[start of DATASET RECORDS]
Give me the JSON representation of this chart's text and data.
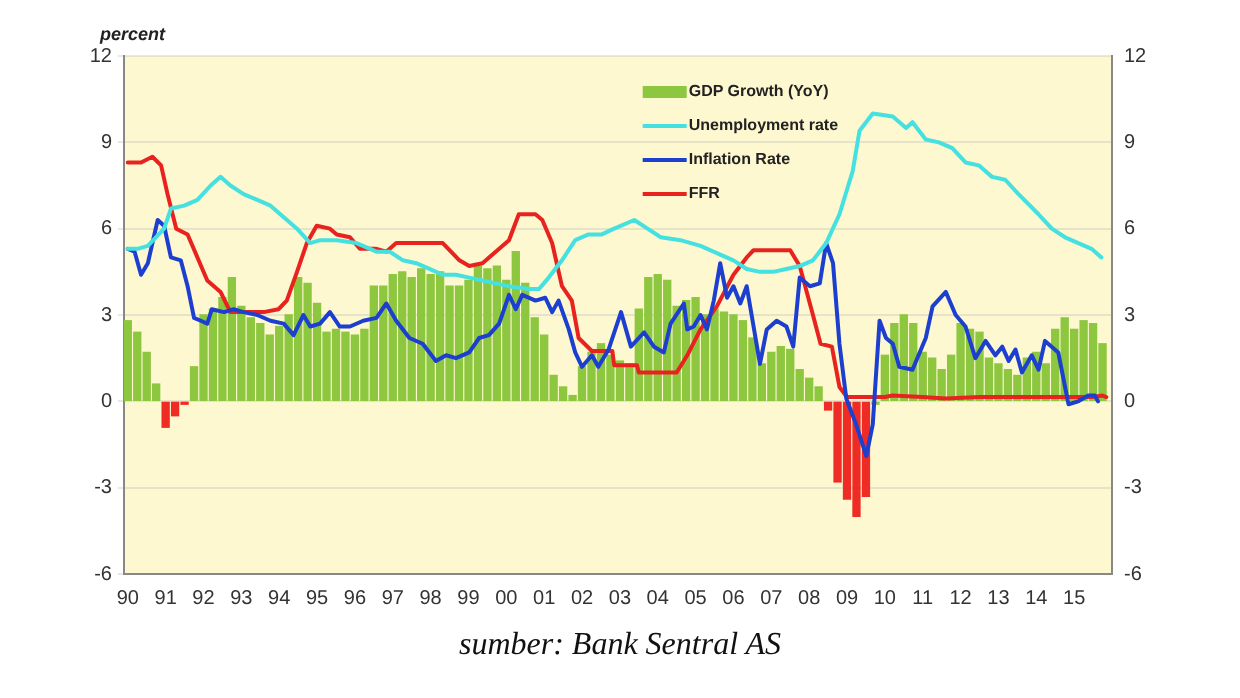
{
  "chart_data": {
    "type": "bar",
    "ylabel": "percent",
    "annotations": [
      "sumber:  Bank Sentral AS"
    ],
    "xlim": [
      1989.9,
      2016
    ],
    "xticks": [
      {
        "value": 1990,
        "label": "90"
      },
      {
        "value": 1991,
        "label": "91"
      },
      {
        "value": 1992,
        "label": "92"
      },
      {
        "value": 1993,
        "label": "93"
      },
      {
        "value": 1994,
        "label": "94"
      },
      {
        "value": 1995,
        "label": "95"
      },
      {
        "value": 1996,
        "label": "96"
      },
      {
        "value": 1997,
        "label": "97"
      },
      {
        "value": 1998,
        "label": "98"
      },
      {
        "value": 1999,
        "label": "99"
      },
      {
        "value": 2000,
        "label": "00"
      },
      {
        "value": 2001,
        "label": "01"
      },
      {
        "value": 2002,
        "label": "02"
      },
      {
        "value": 2003,
        "label": "03"
      },
      {
        "value": 2004,
        "label": "04"
      },
      {
        "value": 2005,
        "label": "05"
      },
      {
        "value": 2006,
        "label": "06"
      },
      {
        "value": 2007,
        "label": "07"
      },
      {
        "value": 2008,
        "label": "08"
      },
      {
        "value": 2009,
        "label": "09"
      },
      {
        "value": 2010,
        "label": "10"
      },
      {
        "value": 2011,
        "label": "11"
      },
      {
        "value": 2012,
        "label": "12"
      },
      {
        "value": 2013,
        "label": "13"
      },
      {
        "value": 2014,
        "label": "14"
      },
      {
        "value": 2015,
        "label": "15"
      }
    ],
    "ylim": [
      -6,
      12
    ],
    "yticks": [
      -6,
      -3,
      0,
      3,
      6,
      9,
      12
    ],
    "y2lim": [
      -6,
      12
    ],
    "y2ticks": [
      -6,
      -3,
      0,
      3,
      6,
      9,
      12
    ],
    "grid": "y",
    "legend": "top",
    "marker": "none",
    "series": [
      {
        "name": "GDP Growth (YoY)",
        "color": "#8dc63f",
        "x": [
          1990,
          1990.25,
          1990.5,
          1990.75,
          1991,
          1991.25,
          1991.5,
          1991.75,
          1992,
          1992.25,
          1992.5,
          1992.75,
          1993,
          1993.25,
          1993.5,
          1993.75,
          1994,
          1994.25,
          1994.5,
          1994.75,
          1995,
          1995.25,
          1995.5,
          1995.75,
          1996,
          1996.25,
          1996.5,
          1996.75,
          1997,
          1997.25,
          1997.5,
          1997.75,
          1998,
          1998.25,
          1998.5,
          1998.75,
          1999,
          1999.25,
          1999.5,
          1999.75,
          2000,
          2000.25,
          2000.5,
          2000.75,
          2001,
          2001.25,
          2001.5,
          2001.75,
          2002,
          2002.25,
          2002.5,
          2002.75,
          2003,
          2003.25,
          2003.5,
          2003.75,
          2004,
          2004.25,
          2004.5,
          2004.75,
          2005,
          2005.25,
          2005.5,
          2005.75,
          2006,
          2006.25,
          2006.5,
          2006.75,
          2007,
          2007.25,
          2007.5,
          2007.75,
          2008,
          2008.25,
          2008.5,
          2008.75,
          2009,
          2009.25,
          2009.5,
          2009.75,
          2010,
          2010.25,
          2010.5,
          2010.75,
          2011,
          2011.25,
          2011.5,
          2011.75,
          2012,
          2012.25,
          2012.5,
          2012.75,
          2013,
          2013.25,
          2013.5,
          2013.75,
          2014,
          2014.25,
          2014.5,
          2014.75,
          2015,
          2015.25,
          2015.5,
          2015.75
        ],
        "values": [
          2.8,
          2.4,
          1.7,
          0.6,
          -0.9,
          -0.5,
          -0.1,
          1.2,
          3.0,
          3.2,
          3.6,
          4.3,
          3.3,
          2.9,
          2.7,
          2.3,
          2.6,
          3.0,
          4.3,
          4.1,
          3.4,
          2.4,
          2.5,
          2.4,
          2.3,
          2.5,
          4.0,
          4.0,
          4.4,
          4.5,
          4.3,
          4.6,
          4.4,
          4.5,
          4.0,
          4.0,
          4.2,
          4.7,
          4.6,
          4.7,
          4.2,
          5.2,
          4.1,
          2.9,
          2.3,
          0.9,
          0.5,
          0.2,
          1.2,
          1.7,
          2.0,
          1.6,
          1.4,
          1.3,
          3.2,
          4.3,
          4.4,
          4.2,
          3.3,
          3.5,
          3.6,
          3.0,
          3.2,
          3.1,
          3.0,
          2.8,
          2.2,
          1.3,
          1.7,
          1.9,
          1.8,
          1.1,
          0.8,
          0.5,
          -0.3,
          -2.8,
          -3.4,
          -4.0,
          -3.3,
          -0.1,
          1.6,
          2.7,
          3.0,
          2.7,
          1.7,
          1.5,
          1.1,
          1.6,
          2.7,
          2.5,
          2.4,
          1.5,
          1.3,
          1.1,
          0.9,
          1.5,
          1.7,
          1.3,
          2.5,
          2.9,
          2.5,
          2.8,
          2.7,
          2.0
        ],
        "colors": [
          "#8dc63f",
          "#8dc63f",
          "#8dc63f",
          "#8dc63f",
          "#ee2b24",
          "#ee2b24",
          "#ee2b24",
          "#8dc63f",
          "#8dc63f",
          "#8dc63f",
          "#8dc63f",
          "#8dc63f",
          "#8dc63f",
          "#8dc63f",
          "#8dc63f",
          "#8dc63f",
          "#8dc63f",
          "#8dc63f",
          "#8dc63f",
          "#8dc63f",
          "#8dc63f",
          "#8dc63f",
          "#8dc63f",
          "#8dc63f",
          "#8dc63f",
          "#8dc63f",
          "#8dc63f",
          "#8dc63f",
          "#8dc63f",
          "#8dc63f",
          "#8dc63f",
          "#8dc63f",
          "#8dc63f",
          "#8dc63f",
          "#8dc63f",
          "#8dc63f",
          "#8dc63f",
          "#8dc63f",
          "#8dc63f",
          "#8dc63f",
          "#8dc63f",
          "#8dc63f",
          "#8dc63f",
          "#8dc63f",
          "#8dc63f",
          "#8dc63f",
          "#8dc63f",
          "#8dc63f",
          "#8dc63f",
          "#8dc63f",
          "#8dc63f",
          "#8dc63f",
          "#8dc63f",
          "#8dc63f",
          "#8dc63f",
          "#8dc63f",
          "#8dc63f",
          "#8dc63f",
          "#8dc63f",
          "#8dc63f",
          "#8dc63f",
          "#8dc63f",
          "#8dc63f",
          "#8dc63f",
          "#8dc63f",
          "#8dc63f",
          "#8dc63f",
          "#8dc63f",
          "#8dc63f",
          "#8dc63f",
          "#8dc63f",
          "#8dc63f",
          "#8dc63f",
          "#8dc63f",
          "#ee2b24",
          "#ee2b24",
          "#ee2b24",
          "#ee2b24",
          "#ee2b24",
          "#8dc63f",
          "#8dc63f",
          "#8dc63f",
          "#8dc63f",
          "#8dc63f",
          "#8dc63f",
          "#8dc63f",
          "#8dc63f",
          "#8dc63f",
          "#8dc63f",
          "#8dc63f",
          "#8dc63f",
          "#8dc63f",
          "#8dc63f",
          "#8dc63f",
          "#8dc63f",
          "#8dc63f",
          "#8dc63f",
          "#8dc63f",
          "#8dc63f",
          "#8dc63f",
          "#8dc63f",
          "#8dc63f",
          "#8dc63f",
          "#8dc63f"
        ]
      },
      {
        "name": "Unemployment rate",
        "type": "line",
        "color": "#45e0e0",
        "x": [
          1990,
          1990.26,
          1990.53,
          1990.96,
          1991.14,
          1991.49,
          1991.84,
          1992.19,
          1992.45,
          1992.71,
          1993.06,
          1993.42,
          1993.77,
          1994.12,
          1994.47,
          1994.82,
          1995.08,
          1995.52,
          1996.04,
          1996.57,
          1996.92,
          1997.27,
          1997.62,
          1997.97,
          1998.32,
          1998.67,
          1999.02,
          1999.37,
          1999.72,
          2000.07,
          2000.6,
          2000.86,
          2001.12,
          2001.47,
          2001.82,
          2002.17,
          2002.52,
          2002.85,
          2003.38,
          2003.73,
          2004.08,
          2004.6,
          2005.13,
          2005.65,
          2006,
          2006.35,
          2006.7,
          2007.05,
          2007.4,
          2007.75,
          2008.1,
          2008.45,
          2008.8,
          2009.15,
          2009.33,
          2009.68,
          2010.21,
          2010.56,
          2010.73,
          2011.08,
          2011.43,
          2011.78,
          2012.13,
          2012.48,
          2012.83,
          2013.18,
          2013.53,
          2014.06,
          2014.41,
          2014.76,
          2015.11,
          2015.46,
          2015.72
        ],
        "values": [
          5.3,
          5.3,
          5.4,
          6.0,
          6.7,
          6.8,
          7.0,
          7.5,
          7.8,
          7.5,
          7.2,
          7.0,
          6.8,
          6.4,
          6.0,
          5.5,
          5.6,
          5.6,
          5.5,
          5.2,
          5.2,
          4.9,
          4.8,
          4.6,
          4.4,
          4.4,
          4.3,
          4.2,
          4.1,
          4.0,
          3.9,
          3.9,
          4.3,
          4.9,
          5.6,
          5.8,
          5.8,
          6.0,
          6.3,
          6.0,
          5.7,
          5.6,
          5.4,
          5.1,
          4.9,
          4.6,
          4.5,
          4.5,
          4.6,
          4.7,
          4.9,
          5.5,
          6.5,
          8.0,
          9.4,
          10.0,
          9.9,
          9.5,
          9.7,
          9.1,
          9.0,
          8.8,
          8.3,
          8.2,
          7.8,
          7.7,
          7.2,
          6.5,
          6.0,
          5.7,
          5.5,
          5.3,
          5.0
        ]
      },
      {
        "name": "Inflation Rate",
        "type": "line",
        "color": "#1c3fd0",
        "x": [
          1990,
          1990.18,
          1990.35,
          1990.53,
          1990.79,
          1990.96,
          1991.14,
          1991.4,
          1991.58,
          1991.75,
          1991.93,
          1992.1,
          1992.22,
          1992.54,
          1992.8,
          1993.06,
          1993.42,
          1993.77,
          1994.12,
          1994.38,
          1994.64,
          1994.82,
          1995.08,
          1995.34,
          1995.6,
          1995.87,
          1996.22,
          1996.57,
          1996.83,
          1997.09,
          1997.44,
          1997.79,
          1998.14,
          1998.41,
          1998.67,
          1999.02,
          1999.28,
          1999.54,
          1999.81,
          2000.07,
          2000.25,
          2000.42,
          2000.77,
          2001.03,
          2001.21,
          2001.38,
          2001.65,
          2001.82,
          2002,
          2002.26,
          2002.43,
          2002.7,
          2003.03,
          2003.29,
          2003.64,
          2003.9,
          2004.16,
          2004.34,
          2004.69,
          2004.78,
          2004.95,
          2005.13,
          2005.3,
          2005.48,
          2005.65,
          2005.83,
          2006,
          2006.18,
          2006.35,
          2006.7,
          2006.88,
          2007.14,
          2007.4,
          2007.58,
          2007.75,
          2008.02,
          2008.28,
          2008.45,
          2008.63,
          2008.8,
          2008.98,
          2009.24,
          2009.51,
          2009.68,
          2009.86,
          2010.03,
          2010.21,
          2010.38,
          2010.73,
          2011.08,
          2011.26,
          2011.61,
          2011.87,
          2012.13,
          2012.39,
          2012.66,
          2012.92,
          2013.1,
          2013.27,
          2013.45,
          2013.62,
          2013.88,
          2014.06,
          2014.23,
          2014.58,
          2014.85,
          2015.11,
          2015.37,
          2015.55,
          2015.63
        ],
        "values": [
          5.3,
          5.2,
          4.4,
          4.8,
          6.3,
          6.1,
          5.0,
          4.9,
          4.0,
          2.9,
          2.8,
          2.7,
          3.2,
          3.1,
          3.2,
          3.1,
          3.0,
          2.8,
          2.7,
          2.3,
          3.0,
          2.6,
          2.7,
          3.1,
          2.6,
          2.6,
          2.8,
          2.9,
          3.4,
          2.8,
          2.2,
          2.0,
          1.4,
          1.6,
          1.5,
          1.7,
          2.2,
          2.3,
          2.7,
          3.7,
          3.2,
          3.7,
          3.5,
          3.6,
          3.1,
          3.5,
          2.5,
          1.7,
          1.2,
          1.6,
          1.2,
          1.8,
          3.1,
          1.9,
          2.4,
          1.9,
          1.7,
          2.7,
          3.4,
          2.5,
          2.6,
          3.0,
          2.5,
          3.5,
          4.8,
          3.6,
          4.0,
          3.4,
          4.0,
          1.3,
          2.5,
          2.8,
          2.6,
          1.9,
          4.3,
          4.0,
          4.1,
          5.5,
          4.8,
          2.0,
          0.1,
          -0.8,
          -1.9,
          -0.8,
          2.8,
          2.2,
          2.0,
          1.2,
          1.1,
          2.2,
          3.3,
          3.8,
          3.0,
          2.6,
          1.5,
          2.1,
          1.6,
          1.9,
          1.4,
          1.8,
          1.0,
          1.6,
          1.1,
          2.1,
          1.7,
          -0.1,
          0.0,
          0.2,
          0.2,
          0.0
        ]
      },
      {
        "name": "FFR",
        "type": "line",
        "color": "#e8231f",
        "x": [
          1990,
          1990.35,
          1990.65,
          1990.88,
          1991.05,
          1991.28,
          1991.58,
          1991.84,
          1992.1,
          1992.45,
          1992.71,
          1993.06,
          1993.59,
          1993.98,
          1994.2,
          1994.47,
          1994.73,
          1994.99,
          1995.34,
          1995.52,
          1995.87,
          1996.13,
          1996.57,
          1996.83,
          1997.09,
          1997.62,
          1998.32,
          1998.76,
          1999.02,
          1999.37,
          1999.72,
          2000.07,
          2000.33,
          2000.77,
          2000.95,
          2001.21,
          2001.47,
          2001.73,
          2001.91,
          2002.26,
          2002.8,
          2002.85,
          2003.45,
          2003.5,
          2004.5,
          2004.78,
          2005.13,
          2005.56,
          2006,
          2006.35,
          2006.53,
          2007.5,
          2007.75,
          2008.1,
          2008.3,
          2008.6,
          2008.8,
          2009,
          2010,
          2010.2,
          2011,
          2011.6,
          2012.5,
          2015.5,
          2015.75,
          2015.85
        ],
        "values": [
          8.3,
          8.3,
          8.5,
          8.2,
          7.2,
          6.0,
          5.8,
          5.0,
          4.2,
          3.8,
          3.1,
          3.1,
          3.1,
          3.2,
          3.5,
          4.5,
          5.5,
          6.1,
          6.0,
          5.8,
          5.7,
          5.3,
          5.3,
          5.2,
          5.5,
          5.5,
          5.5,
          4.9,
          4.7,
          4.8,
          5.2,
          5.6,
          6.5,
          6.5,
          6.3,
          5.5,
          4.0,
          3.5,
          2.2,
          1.75,
          1.75,
          1.25,
          1.25,
          1.0,
          1.0,
          1.6,
          2.5,
          3.3,
          4.4,
          5.0,
          5.25,
          5.25,
          4.7,
          3.0,
          2.0,
          1.9,
          0.5,
          0.15,
          0.15,
          0.2,
          0.15,
          0.1,
          0.15,
          0.15,
          0.2,
          0.15
        ]
      }
    ]
  }
}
[end of DATASET RECORDS]
State how many lines above contain the string "name", with no other words.

4